## PROVIDED TEXT
☆ ☆ ☆ ☆ ☆ ☆ ☆
Constitutionalism and the Rule of Law in America
The Oath Accountability Civil Action
http://patriotpost.us/alexander/2011/09/15/the-oath-accountability-civil-action/
A Legal Remedy for Restoration of Constitutional Integrity
"We the People of the United States, in Order to form a more perfect Union, establish Justice, insure domestic Tranquility, provide for the common defence, promote the general Welfare, and secure the Blessings of Liberty to ourselves and our Posterity, do ordain and establish this Constitution for the United States of America. ... Done ... the seventeenth day of September, in the year of our LORD one thousand seven hundred and eighty seven." --George Washington and the Signers
On the eve of Constitution Day, and the 15th anniversary of The Patriot Post, we are preparing to launch a legal battle in support of our mission to reinstate Rule of Law as enshrined in our Constitution.
This legal action, unlike others before it, regards Breach of Oath -- breach of the contract established by our Constitution between the elected and appointed members of the Executive, Legislative and Judicial branches of our government, and We the People. It seeks remedy for the lack of any proscription against, and penalty for such breach.
A Civil Action to Restore Constitutional Integrity
To enforce our Constitution's limits on the central government, we believe a formal legal action is necessary. This action, if successful, would require that all members of the Executive, Legislative and Judicial branches, first and foremost, abide by their oaths "to support and defend" our Constitution, under penalty of law, and comport with its enumerated limitations on the federal government. The current scope of federal activities provides abundant evidence that many members of those three co-equal branches have long since abandoned their oaths, and, at present, there is no recourse for prosecution to enforce compliance.
This civil action is predicated on three questions concerning Rule of Law as enshrined in our Constitution:
First, are elected and appointed members of the Executive, Legislative and Judicial Branches of the central government required, under penalty of law, to abide by their oaths "to support and defend" our Constitution, as specified in its original language in Article II, Section 1 and Article VI, clause 3, as ratified?
☆ ☆ ☆ ☆ ☆ ☆ ☆
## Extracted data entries
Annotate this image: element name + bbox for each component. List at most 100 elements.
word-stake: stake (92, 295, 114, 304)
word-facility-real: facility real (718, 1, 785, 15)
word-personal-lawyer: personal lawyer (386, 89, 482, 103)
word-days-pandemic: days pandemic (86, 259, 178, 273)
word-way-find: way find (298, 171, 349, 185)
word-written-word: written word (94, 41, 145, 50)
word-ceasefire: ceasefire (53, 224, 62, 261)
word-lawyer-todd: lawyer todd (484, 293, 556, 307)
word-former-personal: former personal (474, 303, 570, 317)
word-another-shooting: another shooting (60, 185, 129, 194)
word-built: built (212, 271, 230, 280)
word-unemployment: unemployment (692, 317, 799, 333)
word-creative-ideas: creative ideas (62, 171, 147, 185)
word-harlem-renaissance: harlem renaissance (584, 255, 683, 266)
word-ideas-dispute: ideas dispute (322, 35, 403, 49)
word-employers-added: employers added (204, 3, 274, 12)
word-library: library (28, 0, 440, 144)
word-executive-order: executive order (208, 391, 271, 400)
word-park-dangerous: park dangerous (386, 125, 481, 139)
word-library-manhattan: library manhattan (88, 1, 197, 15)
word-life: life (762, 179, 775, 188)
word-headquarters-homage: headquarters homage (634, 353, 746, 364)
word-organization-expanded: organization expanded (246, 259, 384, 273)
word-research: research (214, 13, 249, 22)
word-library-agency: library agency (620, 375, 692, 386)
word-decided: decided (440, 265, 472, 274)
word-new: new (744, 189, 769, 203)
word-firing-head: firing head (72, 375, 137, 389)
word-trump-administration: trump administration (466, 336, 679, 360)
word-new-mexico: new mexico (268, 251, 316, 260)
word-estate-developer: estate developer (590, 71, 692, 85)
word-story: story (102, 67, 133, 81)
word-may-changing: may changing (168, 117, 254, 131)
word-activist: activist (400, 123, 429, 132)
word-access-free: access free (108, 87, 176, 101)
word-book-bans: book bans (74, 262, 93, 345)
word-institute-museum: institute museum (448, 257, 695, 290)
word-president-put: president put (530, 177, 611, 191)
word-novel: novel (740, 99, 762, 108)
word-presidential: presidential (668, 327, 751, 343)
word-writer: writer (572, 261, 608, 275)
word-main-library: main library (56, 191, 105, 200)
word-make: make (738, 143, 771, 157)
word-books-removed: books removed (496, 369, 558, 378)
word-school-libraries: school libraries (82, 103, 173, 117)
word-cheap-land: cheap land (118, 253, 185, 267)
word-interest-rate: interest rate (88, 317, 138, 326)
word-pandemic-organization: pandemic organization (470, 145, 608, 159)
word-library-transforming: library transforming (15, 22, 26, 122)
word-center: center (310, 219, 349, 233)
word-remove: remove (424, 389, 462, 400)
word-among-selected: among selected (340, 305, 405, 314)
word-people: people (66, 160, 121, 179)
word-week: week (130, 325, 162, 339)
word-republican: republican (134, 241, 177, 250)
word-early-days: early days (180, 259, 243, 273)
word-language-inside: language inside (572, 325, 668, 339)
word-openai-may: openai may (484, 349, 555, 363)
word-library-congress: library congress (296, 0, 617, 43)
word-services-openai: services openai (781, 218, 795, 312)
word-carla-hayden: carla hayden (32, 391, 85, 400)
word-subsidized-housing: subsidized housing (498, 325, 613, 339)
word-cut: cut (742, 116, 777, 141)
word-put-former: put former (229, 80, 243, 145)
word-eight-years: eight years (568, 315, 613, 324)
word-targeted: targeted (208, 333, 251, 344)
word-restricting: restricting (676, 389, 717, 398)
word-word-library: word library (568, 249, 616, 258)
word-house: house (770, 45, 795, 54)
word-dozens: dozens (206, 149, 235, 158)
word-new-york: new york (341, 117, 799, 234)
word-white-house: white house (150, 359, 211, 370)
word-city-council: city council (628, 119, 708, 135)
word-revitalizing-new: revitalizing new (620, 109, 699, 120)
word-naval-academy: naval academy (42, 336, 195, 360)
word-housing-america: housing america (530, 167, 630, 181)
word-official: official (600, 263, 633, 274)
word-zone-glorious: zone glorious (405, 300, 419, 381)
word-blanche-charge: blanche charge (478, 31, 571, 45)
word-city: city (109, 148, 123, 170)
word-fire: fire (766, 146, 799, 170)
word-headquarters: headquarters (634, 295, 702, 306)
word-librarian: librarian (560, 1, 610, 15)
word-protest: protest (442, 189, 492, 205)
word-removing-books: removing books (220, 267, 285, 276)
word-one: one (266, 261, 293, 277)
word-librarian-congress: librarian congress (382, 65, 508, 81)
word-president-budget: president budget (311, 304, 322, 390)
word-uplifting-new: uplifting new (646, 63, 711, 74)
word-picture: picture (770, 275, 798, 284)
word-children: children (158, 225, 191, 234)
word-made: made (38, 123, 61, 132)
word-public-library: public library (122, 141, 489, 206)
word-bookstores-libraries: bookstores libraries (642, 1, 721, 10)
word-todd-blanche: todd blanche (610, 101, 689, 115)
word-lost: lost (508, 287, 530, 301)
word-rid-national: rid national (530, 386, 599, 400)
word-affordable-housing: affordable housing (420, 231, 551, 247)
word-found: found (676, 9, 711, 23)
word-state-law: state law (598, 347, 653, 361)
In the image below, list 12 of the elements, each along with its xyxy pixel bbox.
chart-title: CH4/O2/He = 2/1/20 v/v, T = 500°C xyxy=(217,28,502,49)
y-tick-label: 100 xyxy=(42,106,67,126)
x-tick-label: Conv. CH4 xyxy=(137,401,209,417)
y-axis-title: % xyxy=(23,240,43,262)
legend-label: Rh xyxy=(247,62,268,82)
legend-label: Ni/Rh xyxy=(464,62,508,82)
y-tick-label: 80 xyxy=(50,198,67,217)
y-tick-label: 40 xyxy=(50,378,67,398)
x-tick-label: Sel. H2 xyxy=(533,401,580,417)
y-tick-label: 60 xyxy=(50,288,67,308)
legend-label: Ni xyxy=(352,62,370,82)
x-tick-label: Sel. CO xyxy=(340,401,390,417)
☆ ☆ ☆ ☆ ☆ ☆ ☆
## TASK ITEM
Reproduce the full text on the oath accountability civil action, word for word, from its first line to its last.

## COMPLETED TASK
Constitutionalism and the Rule of Law in America
The Oath Accountability Civil Action
http://patriotpost.us/alexander/2011/09/15/the-oath-accountability-civil-action/
A Legal Remedy for Restoration of Constitutional Integrity
"We the People of the United States, in Order to form a more perfect Union, establish Justice, insure domestic Tranquility, provide for the common defence, promote the general Welfare, and secure the Blessings of Liberty to ourselves and our Posterity, do ordain and establish this Constitution for the United States of America. ... Done ... the seventeenth day of September, in the year of our LORD one thousand seven hundred and eighty seven." --George Washington and the Signers
On the eve of Constitution Day, and the 15th anniversary of The Patriot Post, we are preparing to launch a legal battle in support of our mission to reinstate Rule of Law as enshrined in our Constitution.
This legal action, unlike others before it, regards Breach of Oath -- breach of the contract established by our Constitution between the elected and appointed members of the Executive, Legislative and Judicial branches of our government, and We the People. It seeks remedy for the lack of any proscription against, and penalty for such breach.
A Civil Action to Restore Constitutional Integrity
To enforce our Constitution's limits on the central government, we believe a formal legal action is necessary. This action, if successful, would require that all members of the Executive, Legislative and Judicial branches, first and foremost, abide by their oaths "to support and defend" our Constitution, under penalty of law, and comport with its enumerated limitations on the federal government. The current scope of federal activities provides abundant evidence that many members of those three co-equal branches have long since abandoned their oaths, and, at present, there is no recourse for prosecution to enforce compliance.
This civil action is predicated on three questions concerning Rule of Law as enshrined in our Constitution:
First, are elected and appointed members of the Executive, Legislative and Judicial Branches of the central government required, under penalty of law, to abide by their oaths "to support and defend" our Constitution, as specified in its original language in Article II, Section 1 and Article VI, clause 3, as ratified?